Can you write out all the lines word for word, with no pictures?
+ + + +
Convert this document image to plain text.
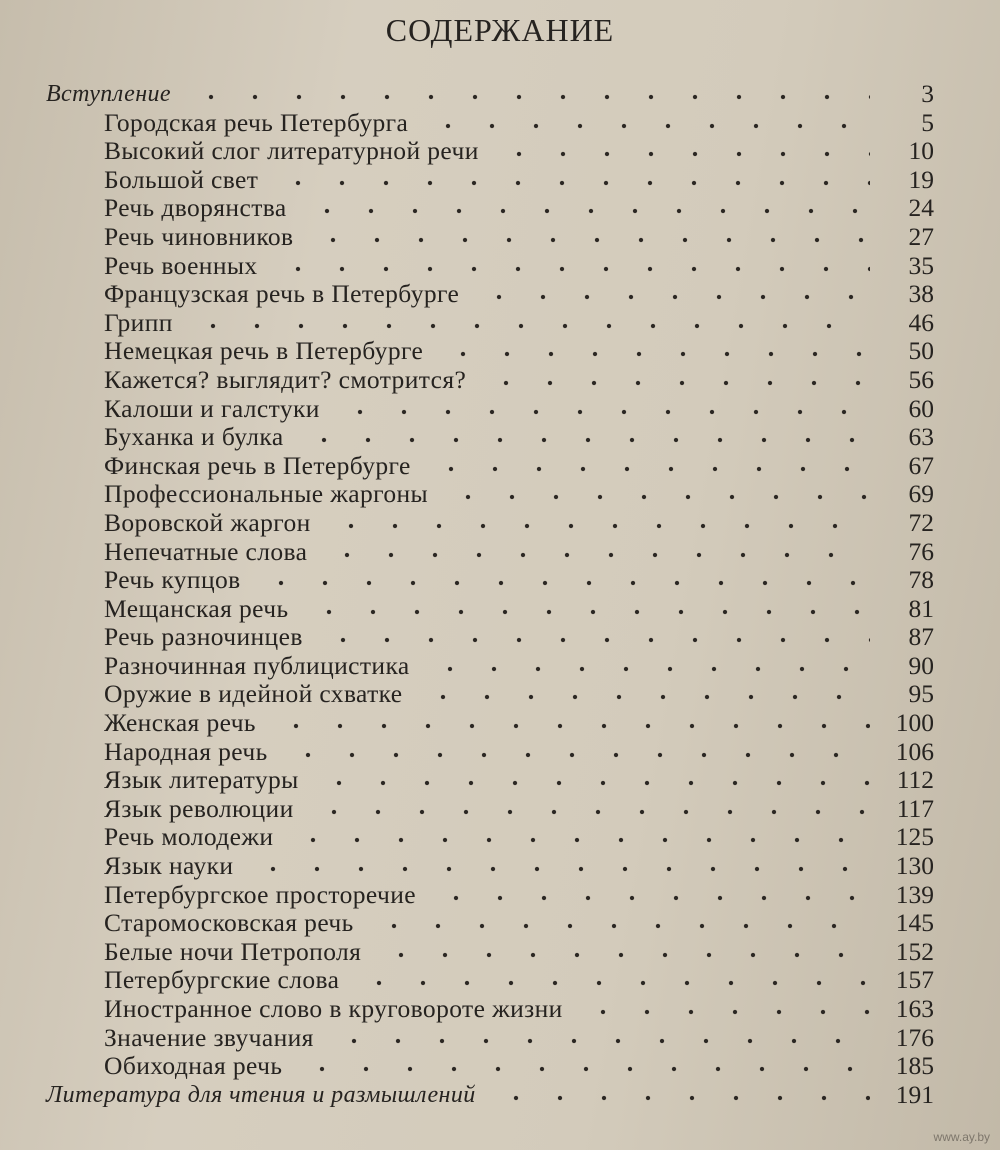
СОДЕРЖАНИЕ
Вступление	3
Городская речь Петербурга	5
Высокий слог литературной речи	10
Большой свет	19
Речь дворянства	24
Речь чиновников	27
Речь военных	35
Французская речь в Петербурге	38
Грипп	46
Немецкая речь в Петербурге	50
Кажется? выглядит? смотрится?	56
Калоши и галстуки	60
Буханка и булка	63
Финская речь в Петербурге	67
Профессиональные жаргоны	69
Воровской жаргон	72
Непечатные слова	76
Речь купцов	78
Мещанская речь	81
Речь разночинцев	87
Разночинная публицистика	90
Оружие в идейной схватке	95
Женская речь	100
Народная речь	106
Язык литературы	112
Язык революции	117
Речь молодежи	125
Язык науки	130
Петербургское просторечие	139
Старомосковская речь	145
Белые ночи Петрополя	152
Петербургские слова	157
Иностранное слово в круговороте жизни	163
Значение звучания	176
Обиходная речь	185
Литература для чтения и размышлений	191
www.ay.by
+ + + +
Written response —
Convert this document image to plain text.
СОДЕРЖАНИЕ
Вступление	3
Городская речь Петербурга	5
Высокий слог литературной речи	10
Большой свет	19
Речь дворянства	24
Речь чиновников	27
Речь военных	35
Французская речь в Петербурге	38
Грипп	46
Немецкая речь в Петербурге	50
Кажется? выглядит? смотрится?	56
Калоши и галстуки	60
Буханка и булка	63
Финская речь в Петербурге	67
Профессиональные жаргоны	69
Воровской жаргон	72
Непечатные слова	76
Речь купцов	78
Мещанская речь	81
Речь разночинцев	87
Разночинная публицистика	90
Оружие в идейной схватке	95
Женская речь	100
Народная речь	106
Язык литературы	112
Язык революции	117
Речь молодежи	125
Язык науки	130
Петербургское просторечие	139
Старомосковская речь	145
Белые ночи Петрополя	152
Петербургские слова	157
Иностранное слово в круговороте жизни	163
Значение звучания	176
Обиходная речь	185
Литература для чтения и размышлений	191
www.ay.by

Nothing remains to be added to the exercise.